• [EXERCISE DETAILS]: Among the entries below, count the lines that contain the word "JSON". Write down only the total.
---- AVAILABLE DATA
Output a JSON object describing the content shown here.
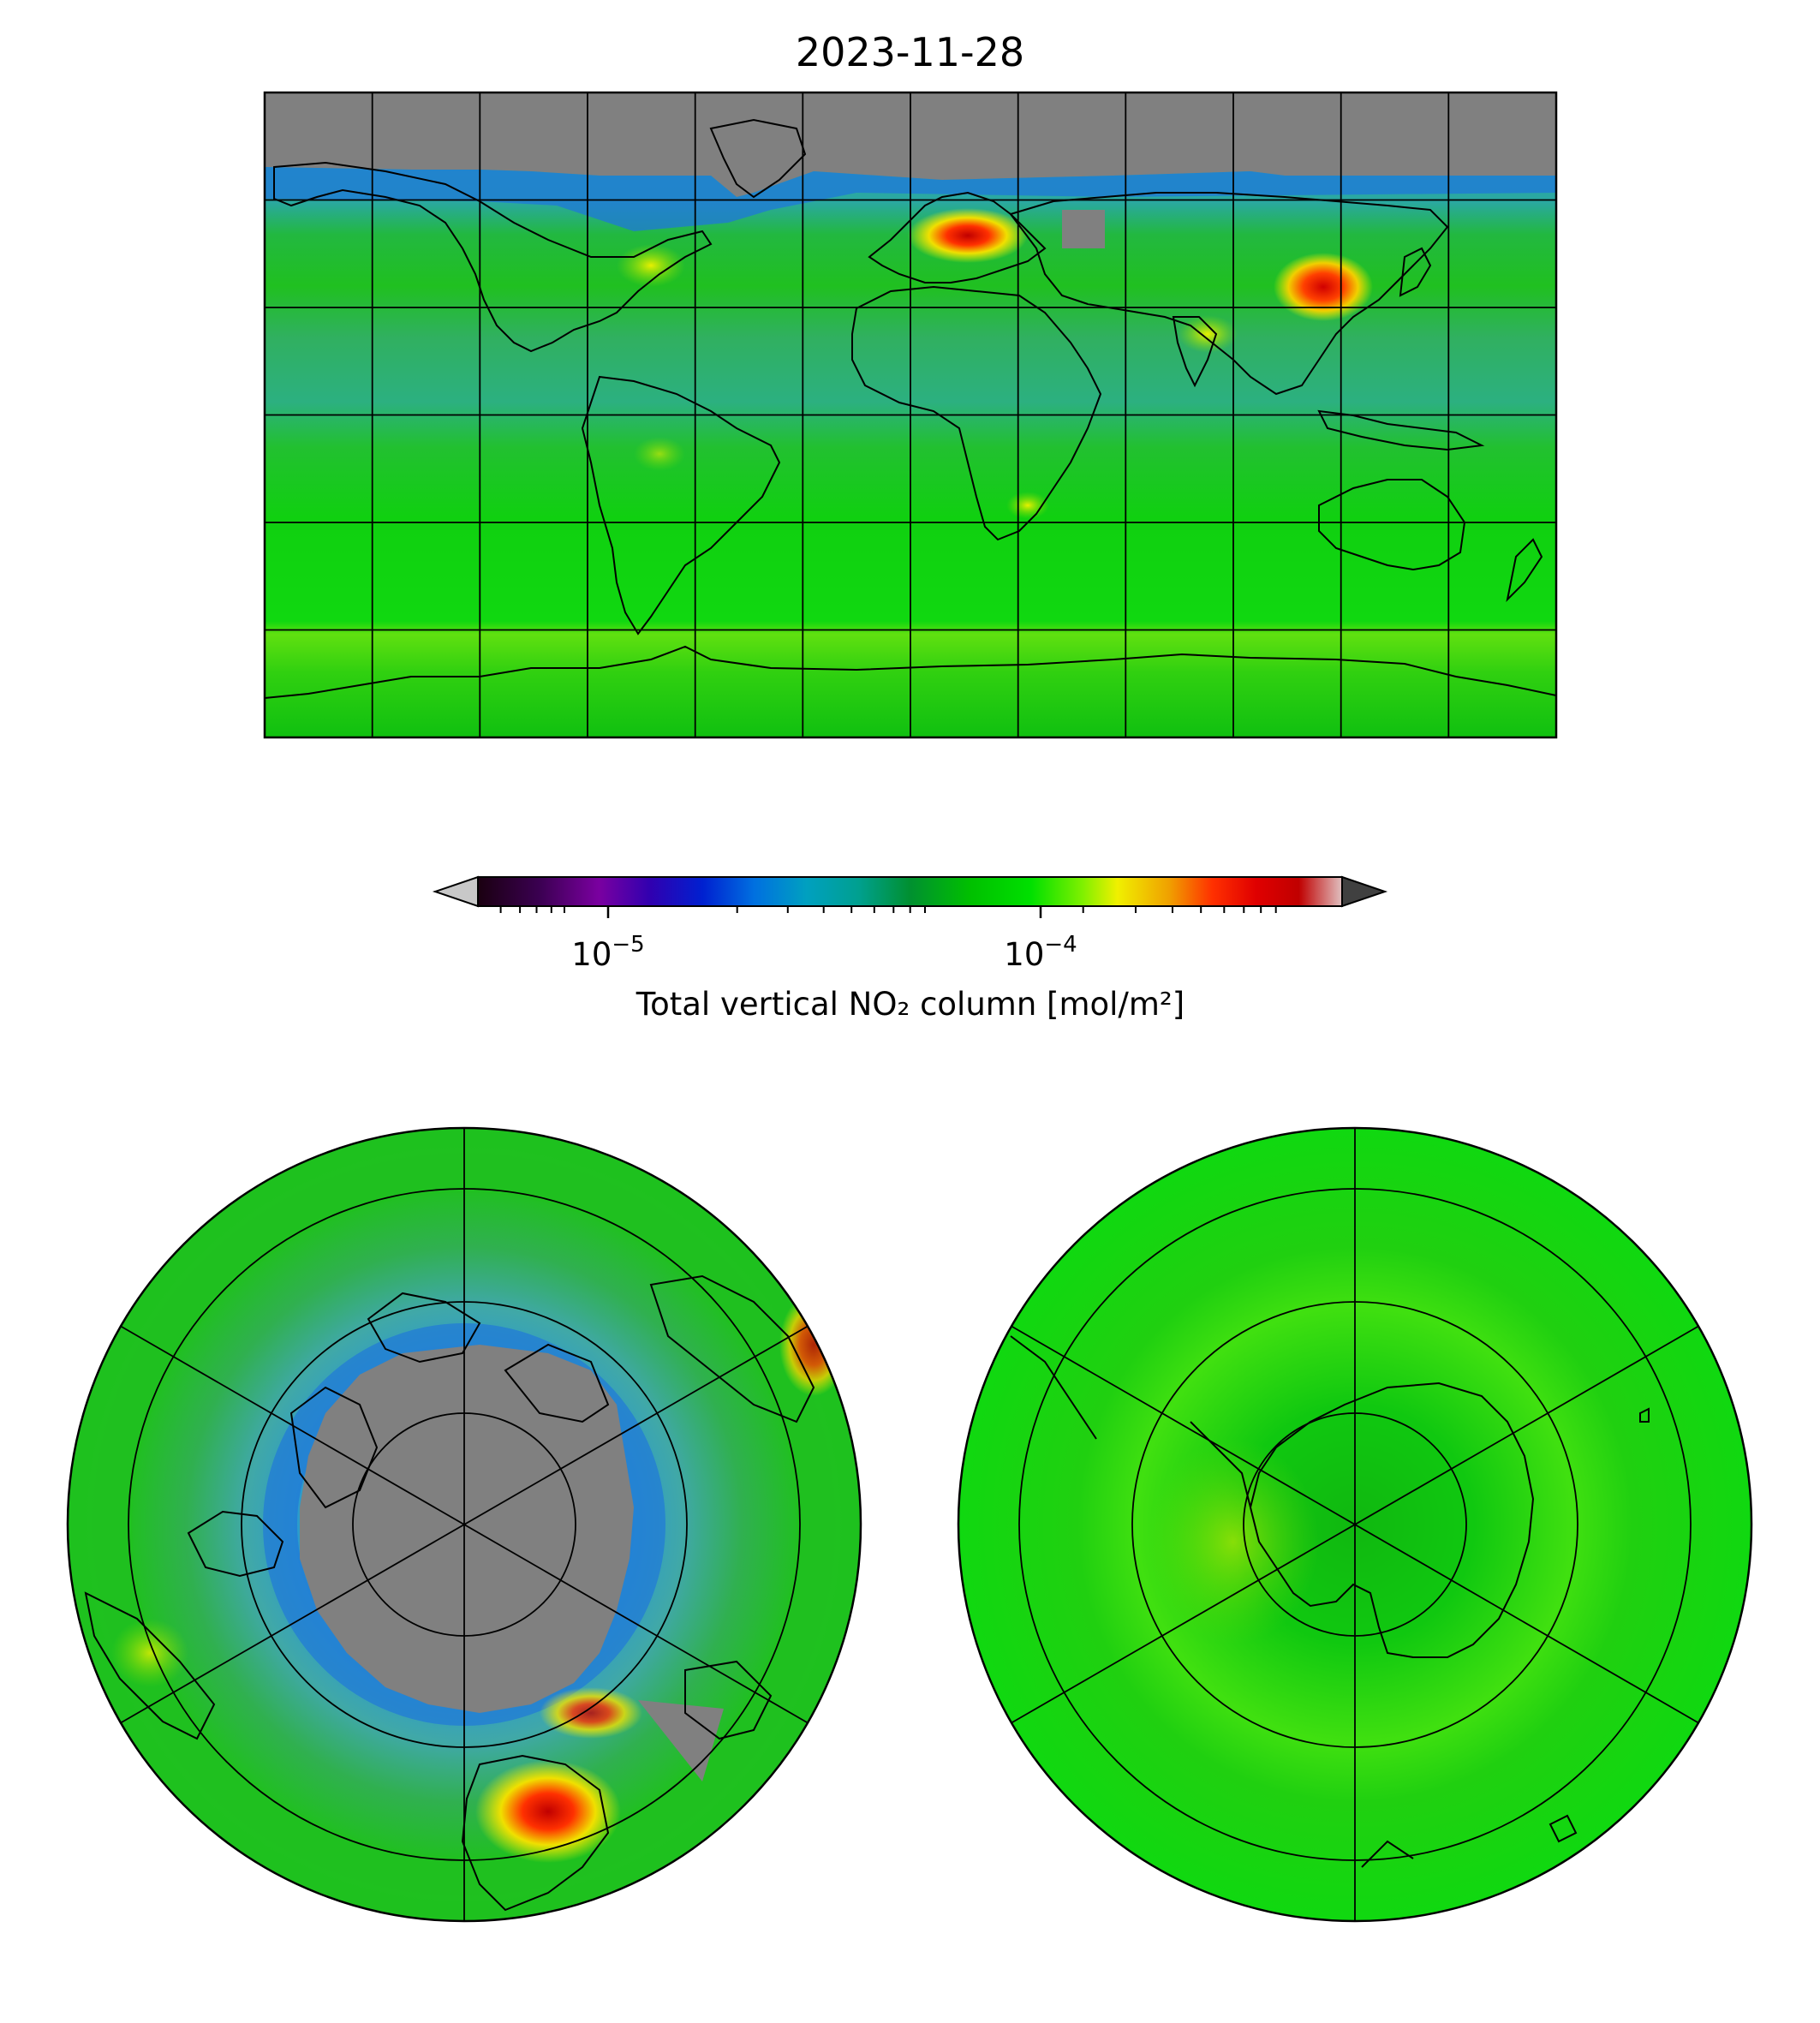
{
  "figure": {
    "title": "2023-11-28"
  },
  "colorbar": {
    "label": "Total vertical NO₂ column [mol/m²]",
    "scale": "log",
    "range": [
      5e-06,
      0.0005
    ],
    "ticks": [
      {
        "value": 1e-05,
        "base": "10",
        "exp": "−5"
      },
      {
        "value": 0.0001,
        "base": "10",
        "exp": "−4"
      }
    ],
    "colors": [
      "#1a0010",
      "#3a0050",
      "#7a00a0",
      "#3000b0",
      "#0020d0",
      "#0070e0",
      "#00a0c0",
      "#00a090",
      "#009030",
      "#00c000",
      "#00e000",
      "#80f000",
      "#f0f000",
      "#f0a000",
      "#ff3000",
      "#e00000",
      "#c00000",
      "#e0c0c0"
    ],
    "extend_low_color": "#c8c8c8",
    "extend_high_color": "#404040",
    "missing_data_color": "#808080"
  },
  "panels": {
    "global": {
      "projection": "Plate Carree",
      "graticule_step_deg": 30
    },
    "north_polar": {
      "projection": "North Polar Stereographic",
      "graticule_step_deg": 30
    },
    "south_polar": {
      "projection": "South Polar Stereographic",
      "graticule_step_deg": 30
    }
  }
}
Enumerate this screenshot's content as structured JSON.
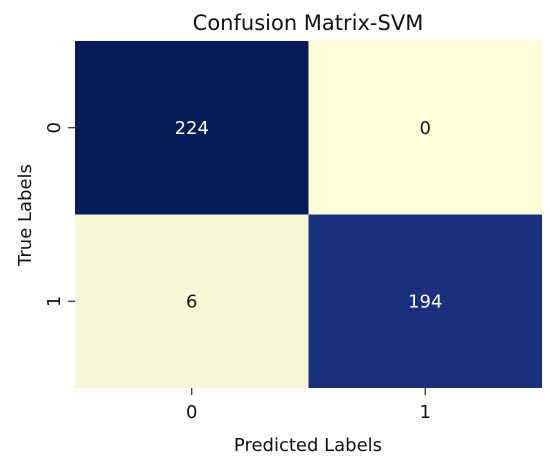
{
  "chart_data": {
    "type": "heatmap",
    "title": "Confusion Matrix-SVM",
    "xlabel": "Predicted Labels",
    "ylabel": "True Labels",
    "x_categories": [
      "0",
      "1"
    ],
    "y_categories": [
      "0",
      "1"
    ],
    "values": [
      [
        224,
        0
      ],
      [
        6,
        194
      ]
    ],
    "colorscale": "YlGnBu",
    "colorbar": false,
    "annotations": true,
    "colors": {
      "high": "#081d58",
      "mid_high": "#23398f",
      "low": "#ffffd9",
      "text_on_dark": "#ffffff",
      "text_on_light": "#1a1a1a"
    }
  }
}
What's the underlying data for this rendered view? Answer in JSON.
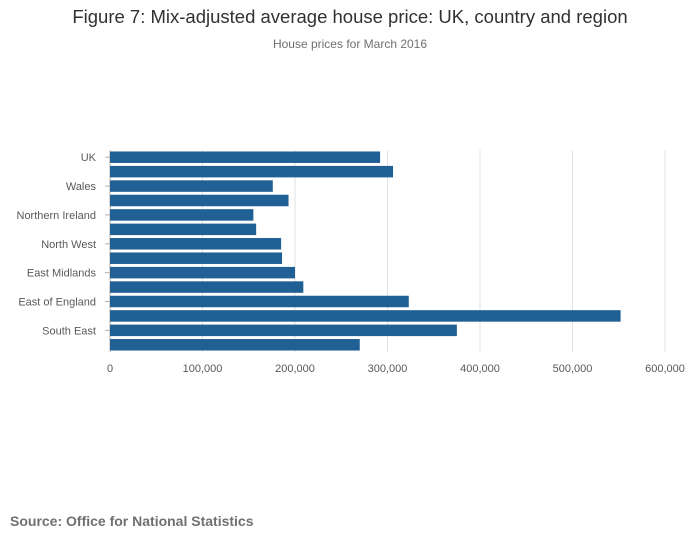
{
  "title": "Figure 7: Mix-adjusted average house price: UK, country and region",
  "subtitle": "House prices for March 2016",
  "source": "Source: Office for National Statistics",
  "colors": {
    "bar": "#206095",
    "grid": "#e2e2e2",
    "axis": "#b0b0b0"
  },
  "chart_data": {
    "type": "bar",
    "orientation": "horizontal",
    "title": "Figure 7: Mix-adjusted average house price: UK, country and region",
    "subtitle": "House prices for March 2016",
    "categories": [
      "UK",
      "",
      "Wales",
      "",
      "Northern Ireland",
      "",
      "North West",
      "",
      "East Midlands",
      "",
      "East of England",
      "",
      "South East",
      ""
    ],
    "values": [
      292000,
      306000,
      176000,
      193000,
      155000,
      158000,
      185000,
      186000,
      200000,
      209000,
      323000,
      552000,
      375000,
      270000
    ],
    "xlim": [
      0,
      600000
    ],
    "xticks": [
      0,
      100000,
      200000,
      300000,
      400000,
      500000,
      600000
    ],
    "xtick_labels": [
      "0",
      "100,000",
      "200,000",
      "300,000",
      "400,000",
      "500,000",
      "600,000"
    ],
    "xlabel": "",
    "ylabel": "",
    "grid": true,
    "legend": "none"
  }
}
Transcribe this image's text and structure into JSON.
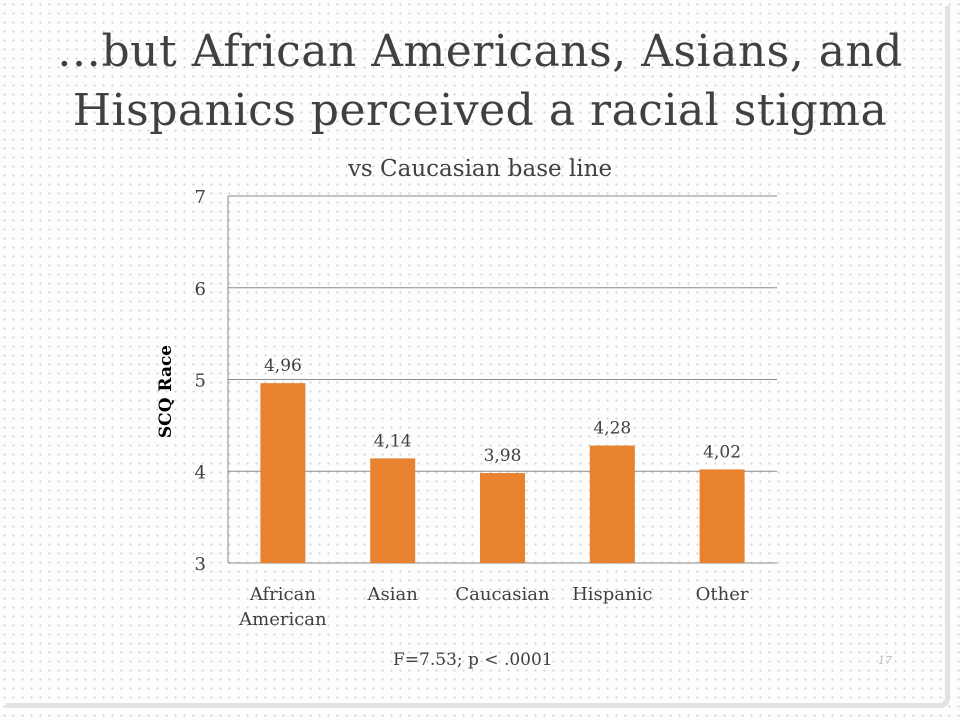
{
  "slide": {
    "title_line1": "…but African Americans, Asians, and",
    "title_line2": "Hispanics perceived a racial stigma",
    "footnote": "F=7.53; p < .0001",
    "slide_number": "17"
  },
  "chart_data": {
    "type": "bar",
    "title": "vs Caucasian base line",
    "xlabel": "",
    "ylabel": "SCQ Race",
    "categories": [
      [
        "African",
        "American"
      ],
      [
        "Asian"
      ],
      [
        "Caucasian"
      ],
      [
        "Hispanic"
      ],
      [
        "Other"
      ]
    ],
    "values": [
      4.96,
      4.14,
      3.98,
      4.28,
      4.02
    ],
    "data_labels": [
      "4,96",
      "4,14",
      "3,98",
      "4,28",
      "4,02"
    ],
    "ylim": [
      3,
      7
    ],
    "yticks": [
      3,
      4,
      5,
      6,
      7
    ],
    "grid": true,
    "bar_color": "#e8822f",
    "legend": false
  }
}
--------
• [TASK SOLUTION]: 4